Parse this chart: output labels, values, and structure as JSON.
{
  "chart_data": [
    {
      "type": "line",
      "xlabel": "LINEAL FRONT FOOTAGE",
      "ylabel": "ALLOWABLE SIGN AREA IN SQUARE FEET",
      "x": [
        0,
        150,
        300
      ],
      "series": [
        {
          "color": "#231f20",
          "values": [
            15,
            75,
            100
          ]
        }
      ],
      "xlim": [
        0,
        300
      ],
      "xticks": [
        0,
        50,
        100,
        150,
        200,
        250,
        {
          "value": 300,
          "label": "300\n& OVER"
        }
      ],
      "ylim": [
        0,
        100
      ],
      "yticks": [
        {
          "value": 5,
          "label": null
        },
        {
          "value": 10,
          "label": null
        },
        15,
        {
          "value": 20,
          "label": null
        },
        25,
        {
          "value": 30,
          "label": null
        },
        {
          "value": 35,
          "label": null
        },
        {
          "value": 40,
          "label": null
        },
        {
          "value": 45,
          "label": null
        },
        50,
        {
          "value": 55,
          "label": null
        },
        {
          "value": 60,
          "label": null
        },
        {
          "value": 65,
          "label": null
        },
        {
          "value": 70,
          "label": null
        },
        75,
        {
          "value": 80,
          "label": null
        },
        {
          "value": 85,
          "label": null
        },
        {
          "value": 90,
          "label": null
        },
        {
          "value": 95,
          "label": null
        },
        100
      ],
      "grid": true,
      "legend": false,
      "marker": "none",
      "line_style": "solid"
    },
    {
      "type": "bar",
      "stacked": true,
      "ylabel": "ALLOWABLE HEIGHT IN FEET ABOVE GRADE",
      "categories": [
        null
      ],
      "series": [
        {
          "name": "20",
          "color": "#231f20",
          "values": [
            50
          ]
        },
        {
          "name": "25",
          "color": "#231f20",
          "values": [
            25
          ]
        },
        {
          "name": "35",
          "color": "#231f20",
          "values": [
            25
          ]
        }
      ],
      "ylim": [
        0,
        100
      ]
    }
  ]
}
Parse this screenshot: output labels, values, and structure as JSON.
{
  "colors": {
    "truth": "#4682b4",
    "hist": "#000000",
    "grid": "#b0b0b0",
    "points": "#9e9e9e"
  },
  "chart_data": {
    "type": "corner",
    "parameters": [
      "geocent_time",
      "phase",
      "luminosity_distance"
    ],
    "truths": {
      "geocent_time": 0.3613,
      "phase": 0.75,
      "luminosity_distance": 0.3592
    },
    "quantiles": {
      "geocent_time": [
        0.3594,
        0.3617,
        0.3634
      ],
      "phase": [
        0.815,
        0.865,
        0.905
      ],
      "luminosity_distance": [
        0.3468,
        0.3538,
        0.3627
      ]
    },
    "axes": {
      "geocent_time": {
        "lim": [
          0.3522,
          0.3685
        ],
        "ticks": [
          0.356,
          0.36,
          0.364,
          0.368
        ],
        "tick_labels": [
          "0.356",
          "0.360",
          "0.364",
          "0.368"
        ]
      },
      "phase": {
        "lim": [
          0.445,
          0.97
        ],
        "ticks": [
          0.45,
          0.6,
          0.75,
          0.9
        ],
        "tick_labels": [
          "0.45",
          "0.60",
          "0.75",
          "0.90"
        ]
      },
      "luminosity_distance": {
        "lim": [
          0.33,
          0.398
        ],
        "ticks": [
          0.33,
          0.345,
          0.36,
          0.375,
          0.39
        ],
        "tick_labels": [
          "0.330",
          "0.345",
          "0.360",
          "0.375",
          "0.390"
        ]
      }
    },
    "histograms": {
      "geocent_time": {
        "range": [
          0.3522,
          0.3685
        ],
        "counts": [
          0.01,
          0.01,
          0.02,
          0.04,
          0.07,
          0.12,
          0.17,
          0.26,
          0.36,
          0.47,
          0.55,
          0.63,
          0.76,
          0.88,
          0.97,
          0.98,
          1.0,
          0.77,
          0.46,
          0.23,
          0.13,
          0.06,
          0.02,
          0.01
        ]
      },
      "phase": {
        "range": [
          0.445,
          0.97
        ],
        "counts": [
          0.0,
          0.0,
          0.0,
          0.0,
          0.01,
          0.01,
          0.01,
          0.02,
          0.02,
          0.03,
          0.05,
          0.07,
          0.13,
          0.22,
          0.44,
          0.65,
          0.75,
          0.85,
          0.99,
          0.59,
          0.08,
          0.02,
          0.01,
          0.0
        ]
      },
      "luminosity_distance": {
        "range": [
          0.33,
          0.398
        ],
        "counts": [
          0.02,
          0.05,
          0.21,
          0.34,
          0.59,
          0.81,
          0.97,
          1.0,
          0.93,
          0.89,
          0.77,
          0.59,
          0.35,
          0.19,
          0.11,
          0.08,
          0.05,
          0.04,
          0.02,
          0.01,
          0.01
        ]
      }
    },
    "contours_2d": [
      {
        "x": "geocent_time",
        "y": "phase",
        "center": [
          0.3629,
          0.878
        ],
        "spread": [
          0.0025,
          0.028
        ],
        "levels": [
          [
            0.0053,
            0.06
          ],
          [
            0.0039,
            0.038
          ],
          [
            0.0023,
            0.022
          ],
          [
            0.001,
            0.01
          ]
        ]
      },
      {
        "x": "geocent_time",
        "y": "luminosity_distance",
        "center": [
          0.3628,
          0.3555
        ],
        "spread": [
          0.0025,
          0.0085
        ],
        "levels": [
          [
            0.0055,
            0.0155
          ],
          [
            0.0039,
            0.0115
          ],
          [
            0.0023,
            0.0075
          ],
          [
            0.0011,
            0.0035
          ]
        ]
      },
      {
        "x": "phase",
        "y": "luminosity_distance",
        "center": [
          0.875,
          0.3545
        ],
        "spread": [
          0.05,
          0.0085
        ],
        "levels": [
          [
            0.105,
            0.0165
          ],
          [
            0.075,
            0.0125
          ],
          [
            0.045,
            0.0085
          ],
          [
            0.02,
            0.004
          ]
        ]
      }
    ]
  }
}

=-=-=-=-=

▶ **Problem**: Every record shown above must be echoed exactly.

▶ **Solution**:
Parse this chart: output labels, values, and structure as JSON.
{
  "chart_data": [
    {
      "type": "line",
      "xlabel": "LINEAL FRONT FOOTAGE",
      "ylabel": "ALLOWABLE SIGN AREA IN SQUARE FEET",
      "x": [
        0,
        150,
        300
      ],
      "series": [
        {
          "color": "#231f20",
          "values": [
            15,
            75,
            100
          ]
        }
      ],
      "xlim": [
        0,
        300
      ],
      "xticks": [
        0,
        50,
        100,
        150,
        200,
        250,
        {
          "value": 300,
          "label": "300\n& OVER"
        }
      ],
      "ylim": [
        0,
        100
      ],
      "yticks": [
        {
          "value": 5,
          "label": null
        },
        {
          "value": 10,
          "label": null
        },
        15,
        {
          "value": 20,
          "label": null
        },
        25,
        {
          "value": 30,
          "label": null
        },
        {
          "value": 35,
          "label": null
        },
        {
          "value": 40,
          "label": null
        },
        {
          "value": 45,
          "label": null
        },
        50,
        {
          "value": 55,
          "label": null
        },
        {
          "value": 60,
          "label": null
        },
        {
          "value": 65,
          "label": null
        },
        {
          "value": 70,
          "label": null
        },
        75,
        {
          "value": 80,
          "label": null
        },
        {
          "value": 85,
          "label": null
        },
        {
          "value": 90,
          "label": null
        },
        {
          "value": 95,
          "label": null
        },
        100
      ],
      "grid": true,
      "legend": false,
      "marker": "none",
      "line_style": "solid"
    },
    {
      "type": "bar",
      "stacked": true,
      "ylabel": "ALLOWABLE HEIGHT IN FEET ABOVE GRADE",
      "categories": [
        null
      ],
      "series": [
        {
          "name": "20",
          "color": "#231f20",
          "values": [
            50
          ]
        },
        {
          "name": "25",
          "color": "#231f20",
          "values": [
            25
          ]
        },
        {
          "name": "35",
          "color": "#231f20",
          "values": [
            25
          ]
        }
      ],
      "ylim": [
        0,
        100
      ]
    }
  ]
}
Parse this screenshot: output labels, values, and structure as JSON.
{
  "colors": {
    "truth": "#4682b4",
    "hist": "#000000",
    "grid": "#b0b0b0",
    "points": "#9e9e9e"
  },
  "chart_data": {
    "type": "corner",
    "parameters": [
      "geocent_time",
      "phase",
      "luminosity_distance"
    ],
    "truths": {
      "geocent_time": 0.3613,
      "phase": 0.75,
      "luminosity_distance": 0.3592
    },
    "quantiles": {
      "geocent_time": [
        0.3594,
        0.3617,
        0.3634
      ],
      "phase": [
        0.815,
        0.865,
        0.905
      ],
      "luminosity_distance": [
        0.3468,
        0.3538,
        0.3627
      ]
    },
    "axes": {
      "geocent_time": {
        "lim": [
          0.3522,
          0.3685
        ],
        "ticks": [
          0.356,
          0.36,
          0.364,
          0.368
        ],
        "tick_labels": [
          "0.356",
          "0.360",
          "0.364",
          "0.368"
        ]
      },
      "phase": {
        "lim": [
          0.445,
          0.97
        ],
        "ticks": [
          0.45,
          0.6,
          0.75,
          0.9
        ],
        "tick_labels": [
          "0.45",
          "0.60",
          "0.75",
          "0.90"
        ]
      },
      "luminosity_distance": {
        "lim": [
          0.33,
          0.398
        ],
        "ticks": [
          0.33,
          0.345,
          0.36,
          0.375,
          0.39
        ],
        "tick_labels": [
          "0.330",
          "0.345",
          "0.360",
          "0.375",
          "0.390"
        ]
      }
    },
    "histograms": {
      "geocent_time": {
        "range": [
          0.3522,
          0.3685
        ],
        "counts": [
          0.01,
          0.01,
          0.02,
          0.04,
          0.07,
          0.12,
          0.17,
          0.26,
          0.36,
          0.47,
          0.55,
          0.63,
          0.76,
          0.88,
          0.97,
          0.98,
          1.0,
          0.77,
          0.46,
          0.23,
          0.13,
          0.06,
          0.02,
          0.01
        ]
      },
      "phase": {
        "range": [
          0.445,
          0.97
        ],
        "counts": [
          0.0,
          0.0,
          0.0,
          0.0,
          0.01,
          0.01,
          0.01,
          0.02,
          0.02,
          0.03,
          0.05,
          0.07,
          0.13,
          0.22,
          0.44,
          0.65,
          0.75,
          0.85,
          0.99,
          0.59,
          0.08,
          0.02,
          0.01,
          0.0
        ]
      },
      "luminosity_distance": {
        "range": [
          0.33,
          0.398
        ],
        "counts": [
          0.02,
          0.05,
          0.21,
          0.34,
          0.59,
          0.81,
          0.97,
          1.0,
          0.93,
          0.89,
          0.77,
          0.59,
          0.35,
          0.19,
          0.11,
          0.08,
          0.05,
          0.04,
          0.02,
          0.01,
          0.01
        ]
      }
    },
    "contours_2d": [
      {
        "x": "geocent_time",
        "y": "phase",
        "center": [
          0.3629,
          0.878
        ],
        "spread": [
          0.0025,
          0.028
        ],
        "levels": [
          [
            0.0053,
            0.06
          ],
          [
            0.0039,
            0.038
          ],
          [
            0.0023,
            0.022
          ],
          [
            0.001,
            0.01
          ]
        ]
      },
      {
        "x": "geocent_time",
        "y": "luminosity_distance",
        "center": [
          0.3628,
          0.3555
        ],
        "spread": [
          0.0025,
          0.0085
        ],
        "levels": [
          [
            0.0055,
            0.0155
          ],
          [
            0.0039,
            0.0115
          ],
          [
            0.0023,
            0.0075
          ],
          [
            0.0011,
            0.0035
          ]
        ]
      },
      {
        "x": "phase",
        "y": "luminosity_distance",
        "center": [
          0.875,
          0.3545
        ],
        "spread": [
          0.05,
          0.0085
        ],
        "levels": [
          [
            0.105,
            0.0165
          ],
          [
            0.075,
            0.0125
          ],
          [
            0.045,
            0.0085
          ],
          [
            0.02,
            0.004
          ]
        ]
      }
    ]
  }
}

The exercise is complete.